● EXERCISE BRIEF
Your reply should be one number: the count of lines holding the word "text".

--------

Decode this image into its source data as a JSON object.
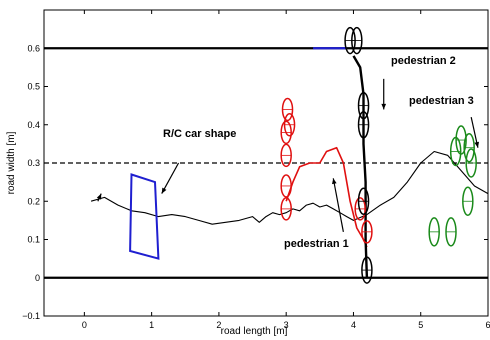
{
  "chart_data": {
    "type": "line",
    "title": "",
    "xlabel": "road length [m]",
    "ylabel": "road width [m]",
    "xlim": [
      -0.6,
      6.0
    ],
    "ylim": [
      -0.1,
      0.7
    ],
    "xticks": [
      0,
      1,
      2,
      3,
      4,
      5,
      6
    ],
    "yticks": [
      -0.1,
      0,
      0.1,
      0.2,
      0.3,
      0.4,
      0.5,
      0.6
    ],
    "xtick_labels": [
      "0",
      "1",
      "2",
      "3",
      "4",
      "5",
      "6"
    ],
    "ytick_labels": [
      "−0.1",
      "0",
      "0.1",
      "0.2",
      "0.3",
      "0.4",
      "0.5",
      "0.6"
    ],
    "grid": false,
    "road_edges": [
      0,
      0.6
    ],
    "centerline": 0.3,
    "colors": {
      "road": "#000000",
      "car": "#1f1fd0",
      "pedestrian1": "#e01010",
      "pedestrian2": "#000000",
      "pedestrian3": "#1a8a1a",
      "path": "#000000",
      "path_ped1": "#e01010",
      "path_top": "#1f1fd0"
    },
    "car_path": [
      [
        0.1,
        0.2
      ],
      [
        0.3,
        0.21
      ],
      [
        0.5,
        0.19
      ],
      [
        0.7,
        0.175
      ],
      [
        0.9,
        0.17
      ],
      [
        1.1,
        0.16
      ],
      [
        1.3,
        0.165
      ],
      [
        1.5,
        0.16
      ],
      [
        1.7,
        0.15
      ],
      [
        1.9,
        0.14
      ],
      [
        2.1,
        0.145
      ],
      [
        2.3,
        0.15
      ],
      [
        2.5,
        0.16
      ],
      [
        2.6,
        0.145
      ],
      [
        2.7,
        0.16
      ],
      [
        2.8,
        0.17
      ],
      [
        2.9,
        0.165
      ],
      [
        3.0,
        0.17
      ],
      [
        3.1,
        0.18
      ],
      [
        3.2,
        0.175
      ],
      [
        3.3,
        0.19
      ],
      [
        3.4,
        0.195
      ],
      [
        3.5,
        0.185
      ],
      [
        3.6,
        0.19
      ],
      [
        3.7,
        0.18
      ],
      [
        3.8,
        0.17
      ],
      [
        3.9,
        0.16
      ],
      [
        4.0,
        0.15
      ],
      [
        4.2,
        0.165
      ],
      [
        4.4,
        0.19
      ],
      [
        4.6,
        0.21
      ],
      [
        4.8,
        0.25
      ],
      [
        5.0,
        0.3
      ],
      [
        5.2,
        0.33
      ],
      [
        5.4,
        0.32
      ],
      [
        5.6,
        0.28
      ],
      [
        5.8,
        0.24
      ],
      [
        6.0,
        0.22
      ]
    ],
    "ped1_path": [
      [
        3.0,
        0.2
      ],
      [
        3.1,
        0.25
      ],
      [
        3.2,
        0.29
      ],
      [
        3.35,
        0.3
      ],
      [
        3.5,
        0.3
      ],
      [
        3.6,
        0.33
      ],
      [
        3.75,
        0.34
      ],
      [
        3.85,
        0.3
      ],
      [
        3.95,
        0.2
      ],
      [
        4.05,
        0.13
      ],
      [
        4.15,
        0.1
      ],
      [
        4.2,
        0.08
      ]
    ],
    "ped2_path": [
      [
        4.0,
        0.58
      ],
      [
        4.1,
        0.55
      ],
      [
        4.15,
        0.48
      ],
      [
        4.15,
        0.35
      ],
      [
        4.18,
        0.25
      ],
      [
        4.18,
        0.1
      ],
      [
        4.2,
        0.0
      ]
    ],
    "car_shape": [
      [
        0.7,
        0.27
      ],
      [
        1.05,
        0.25
      ],
      [
        1.1,
        0.05
      ],
      [
        0.68,
        0.07
      ]
    ],
    "ped1_ellipses": [
      [
        3.0,
        0.18
      ],
      [
        3.0,
        0.24
      ],
      [
        3.0,
        0.32
      ],
      [
        3.0,
        0.38
      ],
      [
        3.05,
        0.4
      ],
      [
        3.02,
        0.44
      ],
      [
        4.1,
        0.18
      ],
      [
        4.2,
        0.12
      ]
    ],
    "ped2_ellipses": [
      [
        3.95,
        0.62
      ],
      [
        4.05,
        0.62
      ],
      [
        4.15,
        0.45
      ],
      [
        4.15,
        0.4
      ],
      [
        4.15,
        0.2
      ],
      [
        4.2,
        0.02
      ]
    ],
    "ped3_ellipses": [
      [
        5.2,
        0.12
      ],
      [
        5.45,
        0.12
      ],
      [
        5.7,
        0.2
      ],
      [
        5.75,
        0.3
      ],
      [
        5.6,
        0.36
      ],
      [
        5.52,
        0.33
      ],
      [
        5.72,
        0.34
      ]
    ],
    "annotations": [
      {
        "text": "R/C car shape",
        "x": 0.8,
        "y": 0.4
      },
      {
        "text": "pedestrian 2",
        "x": 4.4,
        "y": 0.55
      },
      {
        "text": "pedestrian 3",
        "x": 4.8,
        "y": 0.44
      },
      {
        "text": "pedestrian 1",
        "x": 3.0,
        "y": 0.08
      }
    ]
  }
}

--------

● TASK ANSWER
4